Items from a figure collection
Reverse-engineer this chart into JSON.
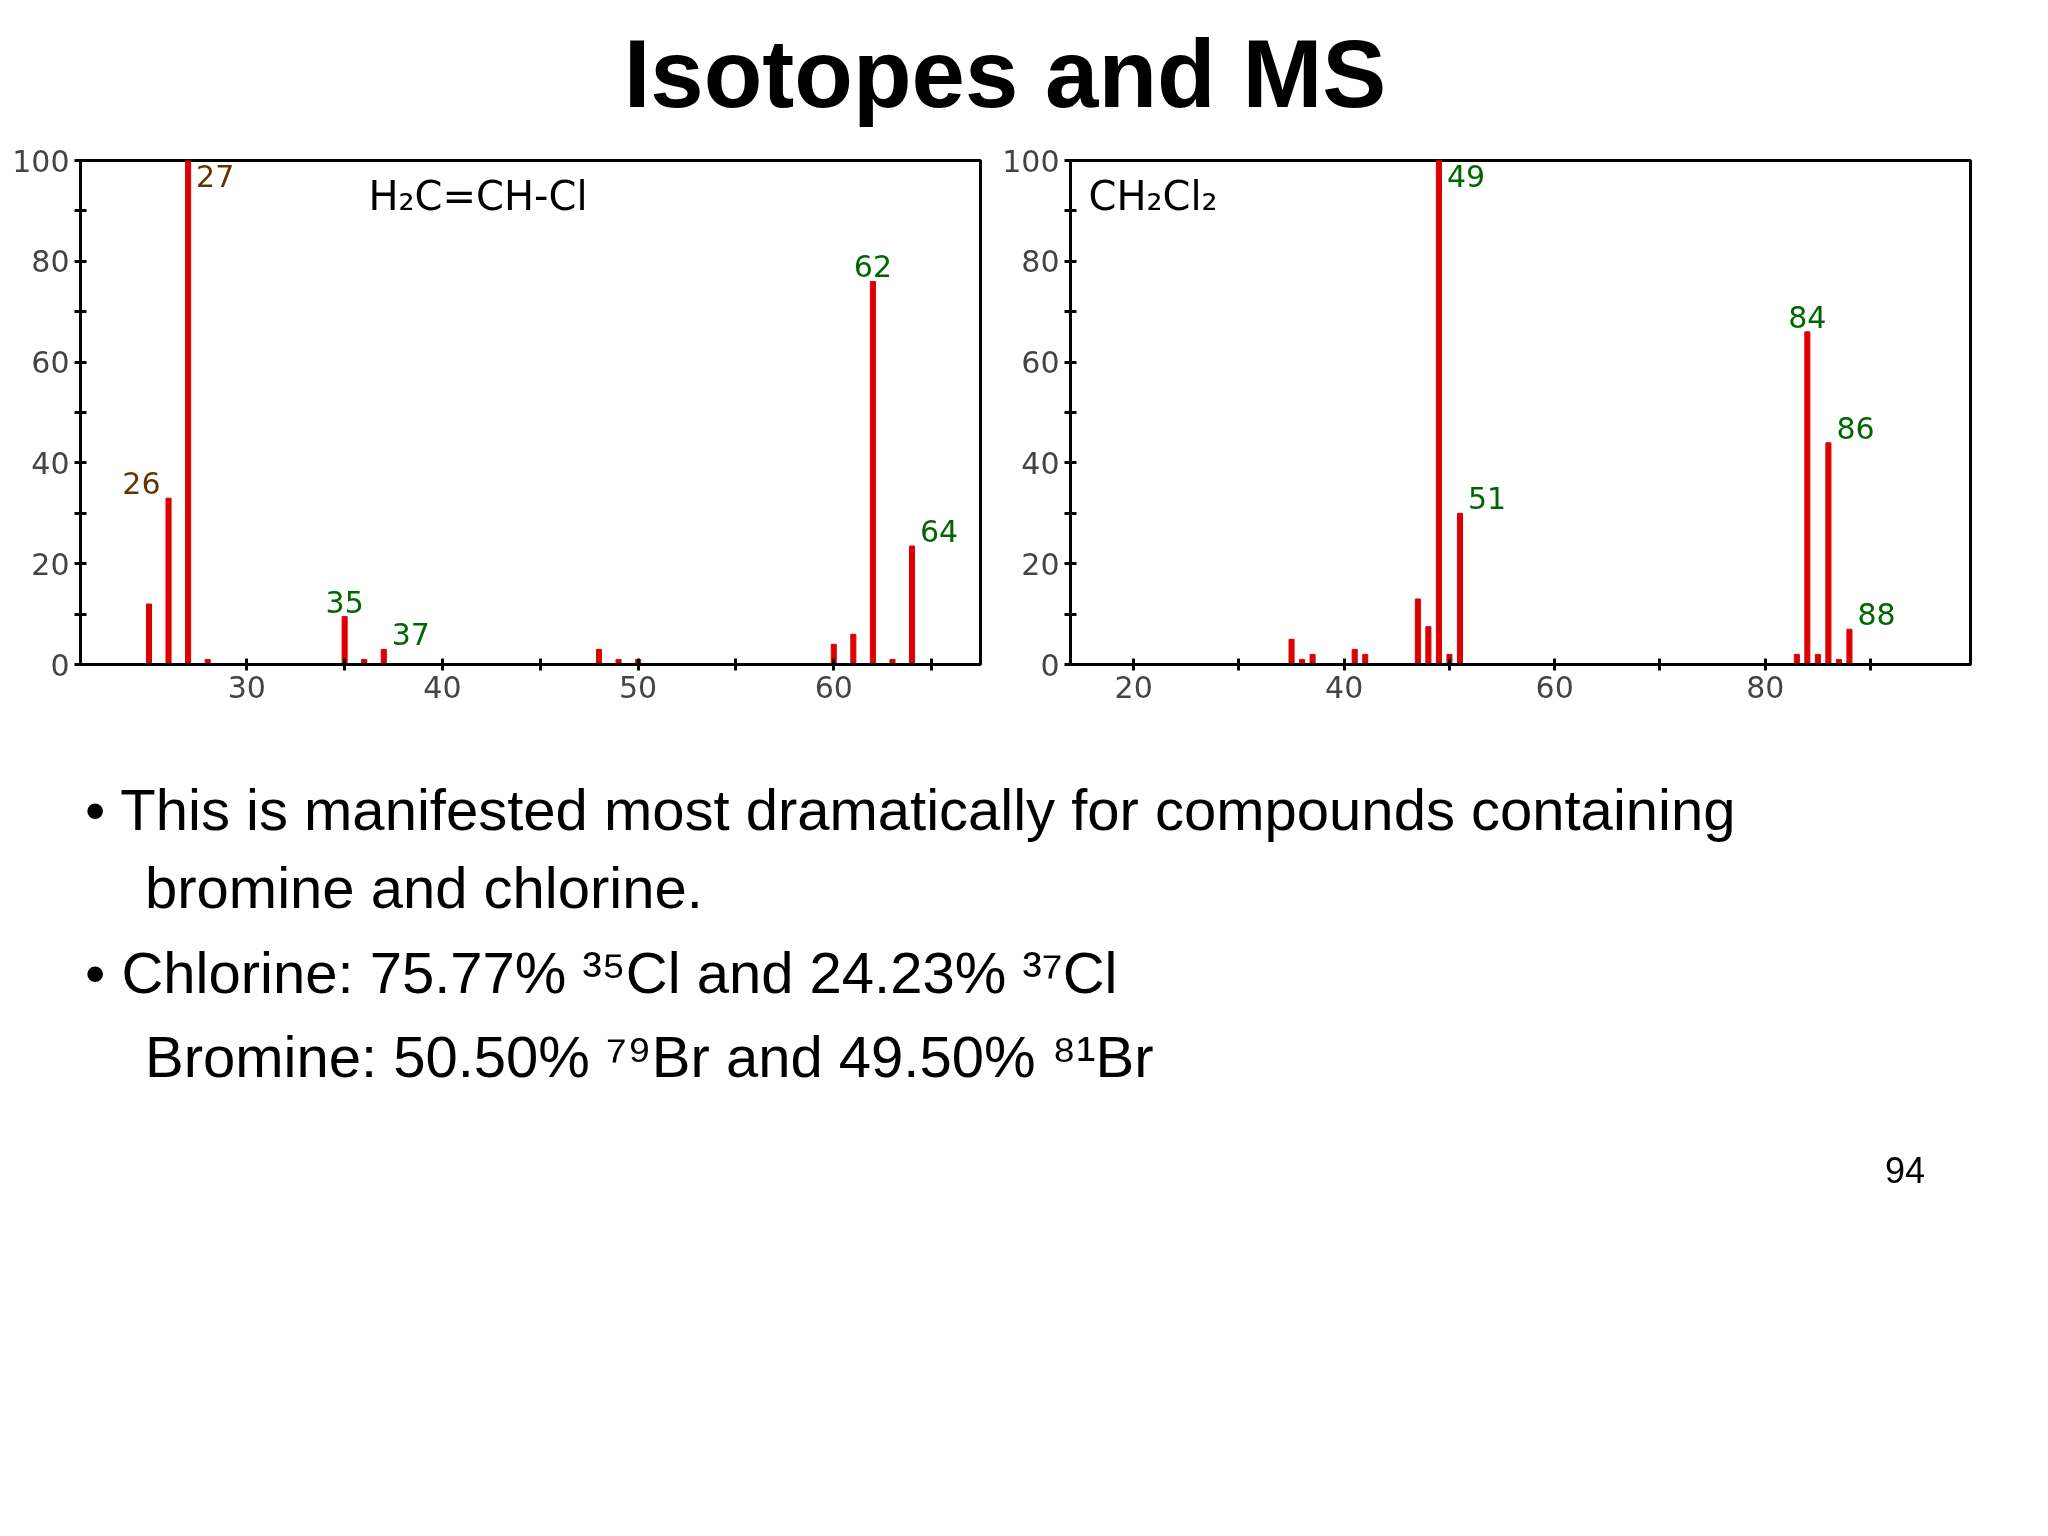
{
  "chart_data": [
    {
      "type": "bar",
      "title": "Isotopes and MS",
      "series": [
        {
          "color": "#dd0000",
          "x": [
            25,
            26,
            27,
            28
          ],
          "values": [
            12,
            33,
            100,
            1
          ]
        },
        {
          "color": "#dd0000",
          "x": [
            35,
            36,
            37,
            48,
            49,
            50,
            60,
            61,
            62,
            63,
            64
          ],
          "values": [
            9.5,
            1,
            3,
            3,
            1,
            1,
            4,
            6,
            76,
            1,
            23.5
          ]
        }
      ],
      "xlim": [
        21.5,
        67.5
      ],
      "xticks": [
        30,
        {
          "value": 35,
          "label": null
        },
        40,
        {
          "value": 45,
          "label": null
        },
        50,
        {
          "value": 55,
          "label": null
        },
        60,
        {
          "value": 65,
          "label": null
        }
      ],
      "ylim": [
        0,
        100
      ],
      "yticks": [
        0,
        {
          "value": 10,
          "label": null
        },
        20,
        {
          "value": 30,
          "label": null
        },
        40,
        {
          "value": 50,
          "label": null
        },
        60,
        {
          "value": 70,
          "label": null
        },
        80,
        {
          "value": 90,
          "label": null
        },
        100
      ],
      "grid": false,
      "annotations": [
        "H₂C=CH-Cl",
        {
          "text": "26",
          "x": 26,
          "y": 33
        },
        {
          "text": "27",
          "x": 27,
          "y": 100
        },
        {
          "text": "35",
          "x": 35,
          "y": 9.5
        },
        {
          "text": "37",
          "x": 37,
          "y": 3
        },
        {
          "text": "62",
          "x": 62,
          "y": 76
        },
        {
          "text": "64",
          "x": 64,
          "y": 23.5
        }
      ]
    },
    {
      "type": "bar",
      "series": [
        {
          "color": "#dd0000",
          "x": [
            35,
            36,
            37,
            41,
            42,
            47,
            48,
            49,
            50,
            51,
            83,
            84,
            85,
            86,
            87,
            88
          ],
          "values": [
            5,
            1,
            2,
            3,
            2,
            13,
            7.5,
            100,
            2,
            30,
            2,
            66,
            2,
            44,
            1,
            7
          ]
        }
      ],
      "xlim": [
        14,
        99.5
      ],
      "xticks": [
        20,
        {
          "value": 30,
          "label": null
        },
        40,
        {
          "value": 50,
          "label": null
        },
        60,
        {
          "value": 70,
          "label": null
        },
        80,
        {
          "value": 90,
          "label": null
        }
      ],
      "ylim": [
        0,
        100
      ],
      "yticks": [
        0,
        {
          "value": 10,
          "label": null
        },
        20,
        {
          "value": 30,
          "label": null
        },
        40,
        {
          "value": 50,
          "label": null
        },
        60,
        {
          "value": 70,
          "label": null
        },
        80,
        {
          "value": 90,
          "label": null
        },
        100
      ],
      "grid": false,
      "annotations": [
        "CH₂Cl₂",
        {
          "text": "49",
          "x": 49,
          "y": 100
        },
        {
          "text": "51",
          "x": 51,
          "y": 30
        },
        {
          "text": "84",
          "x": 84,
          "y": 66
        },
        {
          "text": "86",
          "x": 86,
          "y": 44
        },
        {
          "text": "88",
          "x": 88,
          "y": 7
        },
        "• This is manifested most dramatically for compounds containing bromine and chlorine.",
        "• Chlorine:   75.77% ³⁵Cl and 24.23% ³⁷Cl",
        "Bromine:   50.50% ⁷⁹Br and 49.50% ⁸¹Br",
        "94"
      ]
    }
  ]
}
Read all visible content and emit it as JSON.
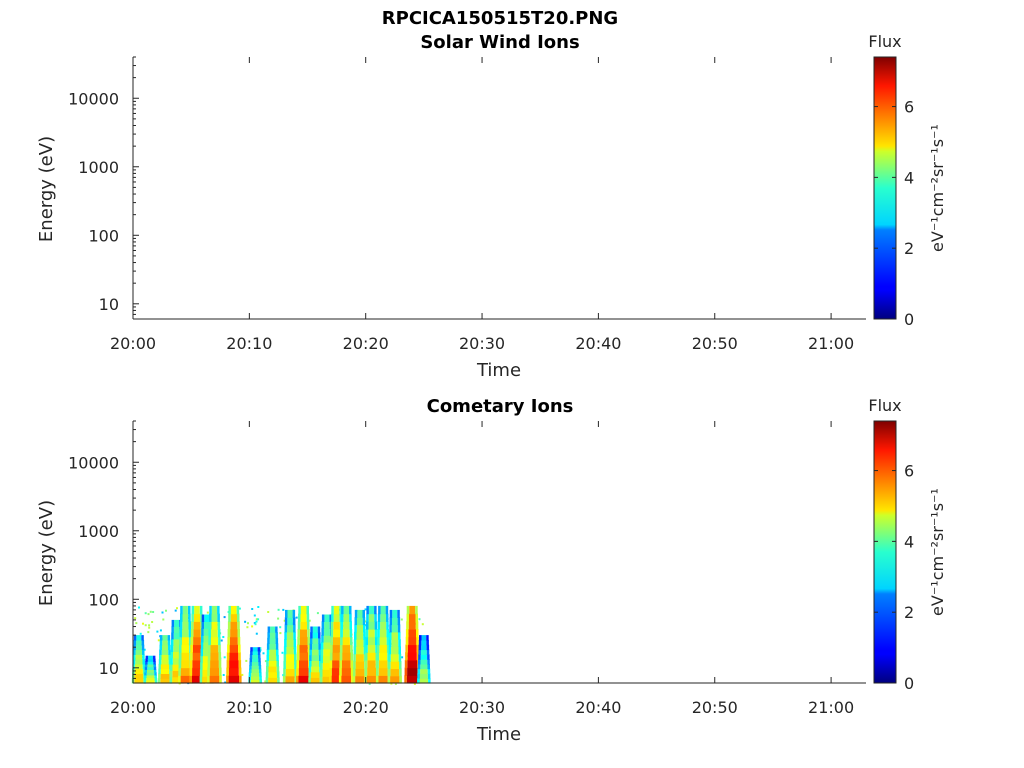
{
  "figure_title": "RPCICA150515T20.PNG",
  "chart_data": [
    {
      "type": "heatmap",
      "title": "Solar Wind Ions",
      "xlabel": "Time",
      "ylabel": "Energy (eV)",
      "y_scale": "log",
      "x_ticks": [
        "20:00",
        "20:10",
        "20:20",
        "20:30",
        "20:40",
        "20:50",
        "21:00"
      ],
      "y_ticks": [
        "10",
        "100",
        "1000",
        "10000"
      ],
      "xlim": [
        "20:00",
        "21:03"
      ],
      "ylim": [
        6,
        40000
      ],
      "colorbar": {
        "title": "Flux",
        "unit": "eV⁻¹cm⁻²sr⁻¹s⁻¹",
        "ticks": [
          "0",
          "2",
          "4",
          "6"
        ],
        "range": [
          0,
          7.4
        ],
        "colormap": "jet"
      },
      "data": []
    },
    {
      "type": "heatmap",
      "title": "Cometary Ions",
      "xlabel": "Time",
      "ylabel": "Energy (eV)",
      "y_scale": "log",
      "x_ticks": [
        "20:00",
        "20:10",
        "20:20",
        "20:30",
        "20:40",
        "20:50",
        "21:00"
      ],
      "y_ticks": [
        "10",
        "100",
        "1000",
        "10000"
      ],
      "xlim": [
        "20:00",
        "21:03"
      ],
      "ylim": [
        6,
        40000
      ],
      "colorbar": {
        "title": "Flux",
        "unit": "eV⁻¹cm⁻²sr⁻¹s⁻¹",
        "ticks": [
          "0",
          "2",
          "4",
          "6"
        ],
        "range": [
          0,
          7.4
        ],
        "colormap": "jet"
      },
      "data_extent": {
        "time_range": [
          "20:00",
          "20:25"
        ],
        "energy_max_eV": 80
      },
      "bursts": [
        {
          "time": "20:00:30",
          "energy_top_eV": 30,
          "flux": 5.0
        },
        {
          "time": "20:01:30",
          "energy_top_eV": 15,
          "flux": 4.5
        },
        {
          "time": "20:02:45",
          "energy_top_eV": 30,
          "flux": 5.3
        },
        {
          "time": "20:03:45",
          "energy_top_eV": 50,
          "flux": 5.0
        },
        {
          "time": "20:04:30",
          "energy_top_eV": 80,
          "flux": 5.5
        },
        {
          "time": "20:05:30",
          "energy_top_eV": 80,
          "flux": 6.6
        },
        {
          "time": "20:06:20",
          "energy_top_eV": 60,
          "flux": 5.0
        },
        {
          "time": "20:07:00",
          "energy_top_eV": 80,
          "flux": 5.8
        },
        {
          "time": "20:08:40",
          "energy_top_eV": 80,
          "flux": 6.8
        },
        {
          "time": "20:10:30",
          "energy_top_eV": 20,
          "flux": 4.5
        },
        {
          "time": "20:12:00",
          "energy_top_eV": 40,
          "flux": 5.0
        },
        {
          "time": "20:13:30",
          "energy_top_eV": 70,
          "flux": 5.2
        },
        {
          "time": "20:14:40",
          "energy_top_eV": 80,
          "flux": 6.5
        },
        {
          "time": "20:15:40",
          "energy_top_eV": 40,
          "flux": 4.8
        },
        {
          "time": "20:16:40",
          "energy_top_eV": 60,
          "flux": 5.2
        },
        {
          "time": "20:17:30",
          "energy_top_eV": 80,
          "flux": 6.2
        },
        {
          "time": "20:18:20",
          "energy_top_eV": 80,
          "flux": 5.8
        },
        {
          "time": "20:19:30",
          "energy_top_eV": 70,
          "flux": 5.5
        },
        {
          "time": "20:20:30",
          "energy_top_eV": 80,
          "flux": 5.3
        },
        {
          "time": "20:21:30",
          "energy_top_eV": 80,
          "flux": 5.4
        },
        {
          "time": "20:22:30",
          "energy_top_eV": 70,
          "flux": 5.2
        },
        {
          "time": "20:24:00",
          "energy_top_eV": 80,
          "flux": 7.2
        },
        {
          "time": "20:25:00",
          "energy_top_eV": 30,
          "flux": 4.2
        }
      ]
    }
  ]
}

Task description: Return the entries unchanged, save for the pictures, which do not belong in the copy.

Expected output:
Reverse-engineer this chart into JSON.
{
  "chart_data": [
    {
      "type": "bar",
      "title": "Isotopes and MS",
      "series": [
        {
          "color": "#dd0000",
          "x": [
            25,
            26,
            27,
            28
          ],
          "values": [
            12,
            33,
            100,
            1
          ]
        },
        {
          "color": "#dd0000",
          "x": [
            35,
            36,
            37,
            48,
            49,
            50,
            60,
            61,
            62,
            63,
            64
          ],
          "values": [
            9.5,
            1,
            3,
            3,
            1,
            1,
            4,
            6,
            76,
            1,
            23.5
          ]
        }
      ],
      "xlim": [
        21.5,
        67.5
      ],
      "xticks": [
        30,
        {
          "value": 35,
          "label": null
        },
        40,
        {
          "value": 45,
          "label": null
        },
        50,
        {
          "value": 55,
          "label": null
        },
        60,
        {
          "value": 65,
          "label": null
        }
      ],
      "ylim": [
        0,
        100
      ],
      "yticks": [
        0,
        {
          "value": 10,
          "label": null
        },
        20,
        {
          "value": 30,
          "label": null
        },
        40,
        {
          "value": 50,
          "label": null
        },
        60,
        {
          "value": 70,
          "label": null
        },
        80,
        {
          "value": 90,
          "label": null
        },
        100
      ],
      "grid": false,
      "annotations": [
        "H₂C=CH-Cl",
        {
          "text": "26",
          "x": 26,
          "y": 33
        },
        {
          "text": "27",
          "x": 27,
          "y": 100
        },
        {
          "text": "35",
          "x": 35,
          "y": 9.5
        },
        {
          "text": "37",
          "x": 37,
          "y": 3
        },
        {
          "text": "62",
          "x": 62,
          "y": 76
        },
        {
          "text": "64",
          "x": 64,
          "y": 23.5
        }
      ]
    },
    {
      "type": "bar",
      "series": [
        {
          "color": "#dd0000",
          "x": [
            35,
            36,
            37,
            41,
            42,
            47,
            48,
            49,
            50,
            51,
            83,
            84,
            85,
            86,
            87,
            88
          ],
          "values": [
            5,
            1,
            2,
            3,
            2,
            13,
            7.5,
            100,
            2,
            30,
            2,
            66,
            2,
            44,
            1,
            7
          ]
        }
      ],
      "xlim": [
        14,
        99.5
      ],
      "xticks": [
        20,
        {
          "value": 30,
          "label": null
        },
        40,
        {
          "value": 50,
          "label": null
        },
        60,
        {
          "value": 70,
          "label": null
        },
        80,
        {
          "value": 90,
          "label": null
        }
      ],
      "ylim": [
        0,
        100
      ],
      "yticks": [
        0,
        {
          "value": 10,
          "label": null
        },
        20,
        {
          "value": 30,
          "label": null
        },
        40,
        {
          "value": 50,
          "label": null
        },
        60,
        {
          "value": 70,
          "label": null
        },
        80,
        {
          "value": 90,
          "label": null
        },
        100
      ],
      "grid": false,
      "annotations": [
        "CH₂Cl₂",
        {
          "text": "49",
          "x": 49,
          "y": 100
        },
        {
          "text": "51",
          "x": 51,
          "y": 30
        },
        {
          "text": "84",
          "x": 84,
          "y": 66
        },
        {
          "text": "86",
          "x": 86,
          "y": 44
        },
        {
          "text": "88",
          "x": 88,
          "y": 7
        },
        "• This is manifested most dramatically for compounds containing bromine and chlorine.",
        "• Chlorine:   75.77% ³⁵Cl and 24.23% ³⁷Cl",
        "Bromine:   50.50% ⁷⁹Br and 49.50% ⁸¹Br",
        "94"
      ]
    }
  ]
}
Read all visible content and emit it as JSON.
{
  "figure_title": "RPCICA150515T20.PNG",
  "chart_data": [
    {
      "type": "heatmap",
      "title": "Solar Wind Ions",
      "xlabel": "Time",
      "ylabel": "Energy (eV)",
      "y_scale": "log",
      "x_ticks": [
        "20:00",
        "20:10",
        "20:20",
        "20:30",
        "20:40",
        "20:50",
        "21:00"
      ],
      "y_ticks": [
        "10",
        "100",
        "1000",
        "10000"
      ],
      "xlim": [
        "20:00",
        "21:03"
      ],
      "ylim": [
        6,
        40000
      ],
      "colorbar": {
        "title": "Flux",
        "unit": "eV⁻¹cm⁻²sr⁻¹s⁻¹",
        "ticks": [
          "0",
          "2",
          "4",
          "6"
        ],
        "range": [
          0,
          7.4
        ],
        "colormap": "jet"
      },
      "data": []
    },
    {
      "type": "heatmap",
      "title": "Cometary Ions",
      "xlabel": "Time",
      "ylabel": "Energy (eV)",
      "y_scale": "log",
      "x_ticks": [
        "20:00",
        "20:10",
        "20:20",
        "20:30",
        "20:40",
        "20:50",
        "21:00"
      ],
      "y_ticks": [
        "10",
        "100",
        "1000",
        "10000"
      ],
      "xlim": [
        "20:00",
        "21:03"
      ],
      "ylim": [
        6,
        40000
      ],
      "colorbar": {
        "title": "Flux",
        "unit": "eV⁻¹cm⁻²sr⁻¹s⁻¹",
        "ticks": [
          "0",
          "2",
          "4",
          "6"
        ],
        "range": [
          0,
          7.4
        ],
        "colormap": "jet"
      },
      "data_extent": {
        "time_range": [
          "20:00",
          "20:25"
        ],
        "energy_max_eV": 80
      },
      "bursts": [
        {
          "time": "20:00:30",
          "energy_top_eV": 30,
          "flux": 5.0
        },
        {
          "time": "20:01:30",
          "energy_top_eV": 15,
          "flux": 4.5
        },
        {
          "time": "20:02:45",
          "energy_top_eV": 30,
          "flux": 5.3
        },
        {
          "time": "20:03:45",
          "energy_top_eV": 50,
          "flux": 5.0
        },
        {
          "time": "20:04:30",
          "energy_top_eV": 80,
          "flux": 5.5
        },
        {
          "time": "20:05:30",
          "energy_top_eV": 80,
          "flux": 6.6
        },
        {
          "time": "20:06:20",
          "energy_top_eV": 60,
          "flux": 5.0
        },
        {
          "time": "20:07:00",
          "energy_top_eV": 80,
          "flux": 5.8
        },
        {
          "time": "20:08:40",
          "energy_top_eV": 80,
          "flux": 6.8
        },
        {
          "time": "20:10:30",
          "energy_top_eV": 20,
          "flux": 4.5
        },
        {
          "time": "20:12:00",
          "energy_top_eV": 40,
          "flux": 5.0
        },
        {
          "time": "20:13:30",
          "energy_top_eV": 70,
          "flux": 5.2
        },
        {
          "time": "20:14:40",
          "energy_top_eV": 80,
          "flux": 6.5
        },
        {
          "time": "20:15:40",
          "energy_top_eV": 40,
          "flux": 4.8
        },
        {
          "time": "20:16:40",
          "energy_top_eV": 60,
          "flux": 5.2
        },
        {
          "time": "20:17:30",
          "energy_top_eV": 80,
          "flux": 6.2
        },
        {
          "time": "20:18:20",
          "energy_top_eV": 80,
          "flux": 5.8
        },
        {
          "time": "20:19:30",
          "energy_top_eV": 70,
          "flux": 5.5
        },
        {
          "time": "20:20:30",
          "energy_top_eV": 80,
          "flux": 5.3
        },
        {
          "time": "20:21:30",
          "energy_top_eV": 80,
          "flux": 5.4
        },
        {
          "time": "20:22:30",
          "energy_top_eV": 70,
          "flux": 5.2
        },
        {
          "time": "20:24:00",
          "energy_top_eV": 80,
          "flux": 7.2
        },
        {
          "time": "20:25:00",
          "energy_top_eV": 30,
          "flux": 4.2
        }
      ]
    }
  ]
}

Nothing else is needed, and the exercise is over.